- [WHAT THE EXERCISE ASKS]:
Write out all of the data without omission, exactly as shown.

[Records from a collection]
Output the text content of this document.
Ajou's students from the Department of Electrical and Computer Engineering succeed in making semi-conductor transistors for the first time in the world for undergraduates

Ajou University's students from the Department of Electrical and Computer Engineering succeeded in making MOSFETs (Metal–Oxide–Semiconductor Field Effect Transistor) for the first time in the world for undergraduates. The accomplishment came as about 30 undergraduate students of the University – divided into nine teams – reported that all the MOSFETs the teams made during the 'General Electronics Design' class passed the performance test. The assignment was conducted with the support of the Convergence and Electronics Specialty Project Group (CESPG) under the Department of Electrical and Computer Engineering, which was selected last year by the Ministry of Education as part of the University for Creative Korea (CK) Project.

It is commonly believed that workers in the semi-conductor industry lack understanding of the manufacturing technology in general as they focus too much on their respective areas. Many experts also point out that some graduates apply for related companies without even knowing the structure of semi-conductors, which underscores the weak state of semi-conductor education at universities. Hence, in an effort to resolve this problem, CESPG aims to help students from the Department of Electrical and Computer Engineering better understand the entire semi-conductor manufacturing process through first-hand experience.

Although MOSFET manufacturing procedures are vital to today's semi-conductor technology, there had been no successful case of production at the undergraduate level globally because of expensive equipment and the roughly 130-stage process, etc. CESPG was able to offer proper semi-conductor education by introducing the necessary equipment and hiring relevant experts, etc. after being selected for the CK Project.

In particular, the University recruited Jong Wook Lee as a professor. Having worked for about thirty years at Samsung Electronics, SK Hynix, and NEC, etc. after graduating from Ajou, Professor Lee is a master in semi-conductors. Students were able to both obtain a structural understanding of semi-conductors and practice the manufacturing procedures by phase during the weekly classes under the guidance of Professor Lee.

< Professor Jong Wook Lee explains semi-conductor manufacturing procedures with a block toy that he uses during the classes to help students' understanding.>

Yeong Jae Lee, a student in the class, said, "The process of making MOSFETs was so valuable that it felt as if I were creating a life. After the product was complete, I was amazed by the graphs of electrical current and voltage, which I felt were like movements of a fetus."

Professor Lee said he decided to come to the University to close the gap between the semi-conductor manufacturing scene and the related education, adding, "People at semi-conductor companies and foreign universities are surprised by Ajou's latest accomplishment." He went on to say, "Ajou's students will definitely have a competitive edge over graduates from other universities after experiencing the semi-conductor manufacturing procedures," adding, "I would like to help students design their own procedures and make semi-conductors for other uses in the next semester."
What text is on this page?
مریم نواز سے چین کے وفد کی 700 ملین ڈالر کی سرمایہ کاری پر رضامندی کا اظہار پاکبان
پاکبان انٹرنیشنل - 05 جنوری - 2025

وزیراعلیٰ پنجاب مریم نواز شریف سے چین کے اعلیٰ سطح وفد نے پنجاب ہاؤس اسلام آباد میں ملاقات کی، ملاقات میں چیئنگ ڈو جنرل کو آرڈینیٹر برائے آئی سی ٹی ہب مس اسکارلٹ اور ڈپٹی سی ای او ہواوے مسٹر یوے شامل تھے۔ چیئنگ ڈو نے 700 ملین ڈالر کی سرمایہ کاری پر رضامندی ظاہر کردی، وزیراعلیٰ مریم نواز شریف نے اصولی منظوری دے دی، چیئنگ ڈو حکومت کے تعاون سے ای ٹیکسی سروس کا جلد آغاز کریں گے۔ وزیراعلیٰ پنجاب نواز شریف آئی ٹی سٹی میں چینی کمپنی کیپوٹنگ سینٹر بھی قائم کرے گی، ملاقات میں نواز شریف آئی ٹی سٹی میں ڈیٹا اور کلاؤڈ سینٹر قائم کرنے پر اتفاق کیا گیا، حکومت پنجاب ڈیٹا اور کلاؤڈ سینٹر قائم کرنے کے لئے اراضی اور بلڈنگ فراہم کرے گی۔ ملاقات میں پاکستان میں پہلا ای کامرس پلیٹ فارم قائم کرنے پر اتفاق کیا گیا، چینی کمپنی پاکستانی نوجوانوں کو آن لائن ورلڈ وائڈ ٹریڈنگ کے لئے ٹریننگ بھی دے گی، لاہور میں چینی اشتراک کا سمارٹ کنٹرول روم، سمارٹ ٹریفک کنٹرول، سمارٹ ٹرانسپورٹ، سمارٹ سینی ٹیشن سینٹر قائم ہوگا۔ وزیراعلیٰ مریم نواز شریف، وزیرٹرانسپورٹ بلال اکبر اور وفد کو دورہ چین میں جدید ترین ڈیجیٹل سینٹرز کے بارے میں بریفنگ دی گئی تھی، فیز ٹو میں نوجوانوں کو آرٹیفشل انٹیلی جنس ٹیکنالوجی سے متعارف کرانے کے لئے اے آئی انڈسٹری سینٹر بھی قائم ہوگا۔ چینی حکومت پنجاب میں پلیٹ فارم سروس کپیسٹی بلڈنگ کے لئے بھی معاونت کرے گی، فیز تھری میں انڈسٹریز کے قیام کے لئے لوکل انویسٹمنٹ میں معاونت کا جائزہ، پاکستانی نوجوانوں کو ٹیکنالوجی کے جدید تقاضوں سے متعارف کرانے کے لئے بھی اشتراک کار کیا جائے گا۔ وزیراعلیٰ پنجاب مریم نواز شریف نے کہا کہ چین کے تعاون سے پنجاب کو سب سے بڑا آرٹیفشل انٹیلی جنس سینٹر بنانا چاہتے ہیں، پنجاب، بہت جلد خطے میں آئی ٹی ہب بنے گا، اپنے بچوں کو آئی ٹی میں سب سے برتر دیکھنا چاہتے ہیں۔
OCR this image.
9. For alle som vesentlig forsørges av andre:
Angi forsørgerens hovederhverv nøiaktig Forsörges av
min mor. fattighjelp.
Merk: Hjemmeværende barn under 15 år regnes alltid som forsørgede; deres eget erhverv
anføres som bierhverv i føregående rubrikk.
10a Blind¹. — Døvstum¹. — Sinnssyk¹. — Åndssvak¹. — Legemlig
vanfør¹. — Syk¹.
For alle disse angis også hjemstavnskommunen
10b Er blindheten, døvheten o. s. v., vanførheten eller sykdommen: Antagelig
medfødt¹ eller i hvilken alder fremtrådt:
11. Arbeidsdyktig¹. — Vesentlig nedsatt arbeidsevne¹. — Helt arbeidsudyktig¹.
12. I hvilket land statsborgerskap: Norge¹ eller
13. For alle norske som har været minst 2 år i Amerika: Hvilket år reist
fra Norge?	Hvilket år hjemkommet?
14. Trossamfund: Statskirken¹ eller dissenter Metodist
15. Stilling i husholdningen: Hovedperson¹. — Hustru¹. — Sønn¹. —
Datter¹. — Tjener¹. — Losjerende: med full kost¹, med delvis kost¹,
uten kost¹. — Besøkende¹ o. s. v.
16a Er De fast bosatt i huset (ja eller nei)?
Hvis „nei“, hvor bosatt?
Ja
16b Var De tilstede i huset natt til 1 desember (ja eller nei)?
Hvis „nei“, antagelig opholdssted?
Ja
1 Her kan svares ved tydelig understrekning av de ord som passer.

- [RESPONSE TO THE TASK]:
Output the text content of this document.
Ajou's students from the Department of Electrical and Computer Engineering succeed in making semi-conductor transistors for the first time in the world for undergraduates

Ajou University's students from the Department of Electrical and Computer Engineering succeeded in making MOSFETs (Metal–Oxide–Semiconductor Field Effect Transistor) for the first time in the world for undergraduates. The accomplishment came as about 30 undergraduate students of the University – divided into nine teams – reported that all the MOSFETs the teams made during the 'General Electronics Design' class passed the performance test. The assignment was conducted with the support of the Convergence and Electronics Specialty Project Group (CESPG) under the Department of Electrical and Computer Engineering, which was selected last year by the Ministry of Education as part of the University for Creative Korea (CK) Project.

It is commonly believed that workers in the semi-conductor industry lack understanding of the manufacturing technology in general as they focus too much on their respective areas. Many experts also point out that some graduates apply for related companies without even knowing the structure of semi-conductors, which underscores the weak state of semi-conductor education at universities. Hence, in an effort to resolve this problem, CESPG aims to help students from the Department of Electrical and Computer Engineering better understand the entire semi-conductor manufacturing process through first-hand experience.

Although MOSFET manufacturing procedures are vital to today's semi-conductor technology, there had been no successful case of production at the undergraduate level globally because of expensive equipment and the roughly 130-stage process, etc. CESPG was able to offer proper semi-conductor education by introducing the necessary equipment and hiring relevant experts, etc. after being selected for the CK Project.

In particular, the University recruited Jong Wook Lee as a professor. Having worked for about thirty years at Samsung Electronics, SK Hynix, and NEC, etc. after graduating from Ajou, Professor Lee is a master in semi-conductors. Students were able to both obtain a structural understanding of semi-conductors and practice the manufacturing procedures by phase during the weekly classes under the guidance of Professor Lee.

< Professor Jong Wook Lee explains semi-conductor manufacturing procedures with a block toy that he uses during the classes to help students' understanding.>

Yeong Jae Lee, a student in the class, said, "The process of making MOSFETs was so valuable that it felt as if I were creating a life. After the product was complete, I was amazed by the graphs of electrical current and voltage, which I felt were like movements of a fetus."

Professor Lee said he decided to come to the University to close the gap between the semi-conductor manufacturing scene and the related education, adding, "People at semi-conductor companies and foreign universities are surprised by Ajou's latest accomplishment." He went on to say, "Ajou's students will definitely have a competitive edge over graduates from other universities after experiencing the semi-conductor manufacturing procedures," adding, "I would like to help students design their own procedures and make semi-conductors for other uses in the next semester."
What text is on this page?
مریم نواز سے چین کے وفد کی 700 ملین ڈالر کی سرمایہ کاری پر رضامندی کا اظہار پاکبان
پاکبان انٹرنیشنل - 05 جنوری - 2025

وزیراعلیٰ پنجاب مریم نواز شریف سے چین کے اعلیٰ سطح وفد نے پنجاب ہاؤس اسلام آباد میں ملاقات کی، ملاقات میں چیئنگ ڈو جنرل کو آرڈینیٹر برائے آئی سی ٹی ہب مس اسکارلٹ اور ڈپٹی سی ای او ہواوے مسٹر یوے شامل تھے۔ چیئنگ ڈو نے 700 ملین ڈالر کی سرمایہ کاری پر رضامندی ظاہر کردی، وزیراعلیٰ مریم نواز شریف نے اصولی منظوری دے دی، چیئنگ ڈو حکومت کے تعاون سے ای ٹیکسی سروس کا جلد آغاز کریں گے۔ وزیراعلیٰ پنجاب نواز شریف آئی ٹی سٹی میں چینی کمپنی کیپوٹنگ سینٹر بھی قائم کرے گی، ملاقات میں نواز شریف آئی ٹی سٹی میں ڈیٹا اور کلاؤڈ سینٹر قائم کرنے پر اتفاق کیا گیا، حکومت پنجاب ڈیٹا اور کلاؤڈ سینٹر قائم کرنے کے لئے اراضی اور بلڈنگ فراہم کرے گی۔ ملاقات میں پاکستان میں پہلا ای کامرس پلیٹ فارم قائم کرنے پر اتفاق کیا گیا، چینی کمپنی پاکستانی نوجوانوں کو آن لائن ورلڈ وائڈ ٹریڈنگ کے لئے ٹریننگ بھی دے گی، لاہور میں چینی اشتراک کا سمارٹ کنٹرول روم، سمارٹ ٹریفک کنٹرول، سمارٹ ٹرانسپورٹ، سمارٹ سینی ٹیشن سینٹر قائم ہوگا۔ وزیراعلیٰ مریم نواز شریف، وزیرٹرانسپورٹ بلال اکبر اور وفد کو دورہ چین میں جدید ترین ڈیجیٹل سینٹرز کے بارے میں بریفنگ دی گئی تھی، فیز ٹو میں نوجوانوں کو آرٹیفشل انٹیلی جنس ٹیکنالوجی سے متعارف کرانے کے لئے اے آئی انڈسٹری سینٹر بھی قائم ہوگا۔ چینی حکومت پنجاب میں پلیٹ فارم سروس کپیسٹی بلڈنگ کے لئے بھی معاونت کرے گی، فیز تھری میں انڈسٹریز کے قیام کے لئے لوکل انویسٹمنٹ میں معاونت کا جائزہ، پاکستانی نوجوانوں کو ٹیکنالوجی کے جدید تقاضوں سے متعارف کرانے کے لئے بھی اشتراک کار کیا جائے گا۔ وزیراعلیٰ پنجاب مریم نواز شریف نے کہا کہ چین کے تعاون سے پنجاب کو سب سے بڑا آرٹیفشل انٹیلی جنس سینٹر بنانا چاہتے ہیں، پنجاب، بہت جلد خطے میں آئی ٹی ہب بنے گا، اپنے بچوں کو آئی ٹی میں سب سے برتر دیکھنا چاہتے ہیں۔
OCR this image.
9. For alle som vesentlig forsørges av andre:
Angi forsørgerens hovederhverv nøiaktig Forsörges av
min mor. fattighjelp.
Merk: Hjemmeværende barn under 15 år regnes alltid som forsørgede; deres eget erhverv
anføres som bierhverv i føregående rubrikk.
10a Blind¹. — Døvstum¹. — Sinnssyk¹. — Åndssvak¹. — Legemlig
vanfør¹. — Syk¹.
For alle disse angis også hjemstavnskommunen
10b Er blindheten, døvheten o. s. v., vanførheten eller sykdommen: Antagelig
medfødt¹ eller i hvilken alder fremtrådt:
11. Arbeidsdyktig¹. — Vesentlig nedsatt arbeidsevne¹. — Helt arbeidsudyktig¹.
12. I hvilket land statsborgerskap: Norge¹ eller
13. For alle norske som har været minst 2 år i Amerika: Hvilket år reist
fra Norge?	Hvilket år hjemkommet?
14. Trossamfund: Statskirken¹ eller dissenter Metodist
15. Stilling i husholdningen: Hovedperson¹. — Hustru¹. — Sønn¹. —
Datter¹. — Tjener¹. — Losjerende: med full kost¹, med delvis kost¹,
uten kost¹. — Besøkende¹ o. s. v.
16a Er De fast bosatt i huset (ja eller nei)?
Hvis „nei“, hvor bosatt?
Ja
16b Var De tilstede i huset natt til 1 desember (ja eller nei)?
Hvis „nei“, antagelig opholdssted?
Ja
1 Her kan svares ved tydelig understrekning av de ord som passer.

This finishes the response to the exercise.